-- Begin EXTRACTED RECORDS --

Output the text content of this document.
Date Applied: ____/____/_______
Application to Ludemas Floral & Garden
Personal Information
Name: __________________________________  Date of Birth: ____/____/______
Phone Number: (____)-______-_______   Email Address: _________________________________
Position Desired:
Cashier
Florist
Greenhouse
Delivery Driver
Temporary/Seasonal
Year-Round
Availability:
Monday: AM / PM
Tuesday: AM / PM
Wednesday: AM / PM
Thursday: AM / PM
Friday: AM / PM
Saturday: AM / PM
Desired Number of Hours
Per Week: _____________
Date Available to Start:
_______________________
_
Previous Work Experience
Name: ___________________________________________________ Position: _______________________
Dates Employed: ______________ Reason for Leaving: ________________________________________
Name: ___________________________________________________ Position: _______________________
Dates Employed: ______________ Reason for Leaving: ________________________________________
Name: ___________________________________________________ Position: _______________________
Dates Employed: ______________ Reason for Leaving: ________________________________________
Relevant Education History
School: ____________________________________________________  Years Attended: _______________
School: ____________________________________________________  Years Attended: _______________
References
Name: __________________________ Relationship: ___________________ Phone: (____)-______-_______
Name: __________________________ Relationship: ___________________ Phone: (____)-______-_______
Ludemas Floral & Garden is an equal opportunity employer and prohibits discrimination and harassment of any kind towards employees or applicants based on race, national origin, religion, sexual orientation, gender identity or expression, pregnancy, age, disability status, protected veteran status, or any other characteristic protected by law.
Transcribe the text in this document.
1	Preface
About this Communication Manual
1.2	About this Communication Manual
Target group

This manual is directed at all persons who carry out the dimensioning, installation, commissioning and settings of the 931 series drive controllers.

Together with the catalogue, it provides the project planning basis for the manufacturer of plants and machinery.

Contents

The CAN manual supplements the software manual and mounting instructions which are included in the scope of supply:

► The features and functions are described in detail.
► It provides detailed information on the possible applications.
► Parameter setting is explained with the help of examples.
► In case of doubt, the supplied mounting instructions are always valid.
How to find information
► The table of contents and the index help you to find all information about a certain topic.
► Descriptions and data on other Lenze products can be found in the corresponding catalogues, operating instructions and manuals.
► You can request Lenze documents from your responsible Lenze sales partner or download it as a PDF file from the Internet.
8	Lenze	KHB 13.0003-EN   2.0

-- End EXTRACTED RECORDS --

**GIVEN TASK:** Copy out each line above, character for character.

**WRITTEN SOLUTION:**
Output the text content of this document.
Date Applied: ____/____/_______
Application to Ludemas Floral & Garden
Personal Information
Name: __________________________________  Date of Birth: ____/____/______
Phone Number: (____)-______-_______   Email Address: _________________________________
Position Desired:
Cashier
Florist
Greenhouse
Delivery Driver
Temporary/Seasonal
Year-Round
Availability:
Monday: AM / PM
Tuesday: AM / PM
Wednesday: AM / PM
Thursday: AM / PM
Friday: AM / PM
Saturday: AM / PM
Desired Number of Hours
Per Week: _____________
Date Available to Start:
_______________________
_
Previous Work Experience
Name: ___________________________________________________ Position: _______________________
Dates Employed: ______________ Reason for Leaving: ________________________________________
Name: ___________________________________________________ Position: _______________________
Dates Employed: ______________ Reason for Leaving: ________________________________________
Name: ___________________________________________________ Position: _______________________
Dates Employed: ______________ Reason for Leaving: ________________________________________
Relevant Education History
School: ____________________________________________________  Years Attended: _______________
School: ____________________________________________________  Years Attended: _______________
References
Name: __________________________ Relationship: ___________________ Phone: (____)-______-_______
Name: __________________________ Relationship: ___________________ Phone: (____)-______-_______
Ludemas Floral & Garden is an equal opportunity employer and prohibits discrimination and harassment of any kind towards employees or applicants based on race, national origin, religion, sexual orientation, gender identity or expression, pregnancy, age, disability status, protected veteran status, or any other characteristic protected by law.
Transcribe the text in this document.
1	Preface
About this Communication Manual
1.2	About this Communication Manual
Target group

This manual is directed at all persons who carry out the dimensioning, installation, commissioning and settings of the 931 series drive controllers.

Together with the catalogue, it provides the project planning basis for the manufacturer of plants and machinery.

Contents

The CAN manual supplements the software manual and mounting instructions which are included in the scope of supply:

► The features and functions are described in detail.
► It provides detailed information on the possible applications.
► Parameter setting is explained with the help of examples.
► In case of doubt, the supplied mounting instructions are always valid.
How to find information
► The table of contents and the index help you to find all information about a certain topic.
► Descriptions and data on other Lenze products can be found in the corresponding catalogues, operating instructions and manuals.
► You can request Lenze documents from your responsible Lenze sales partner or download it as a PDF file from the Internet.
8	Lenze	KHB 13.0003-EN   2.0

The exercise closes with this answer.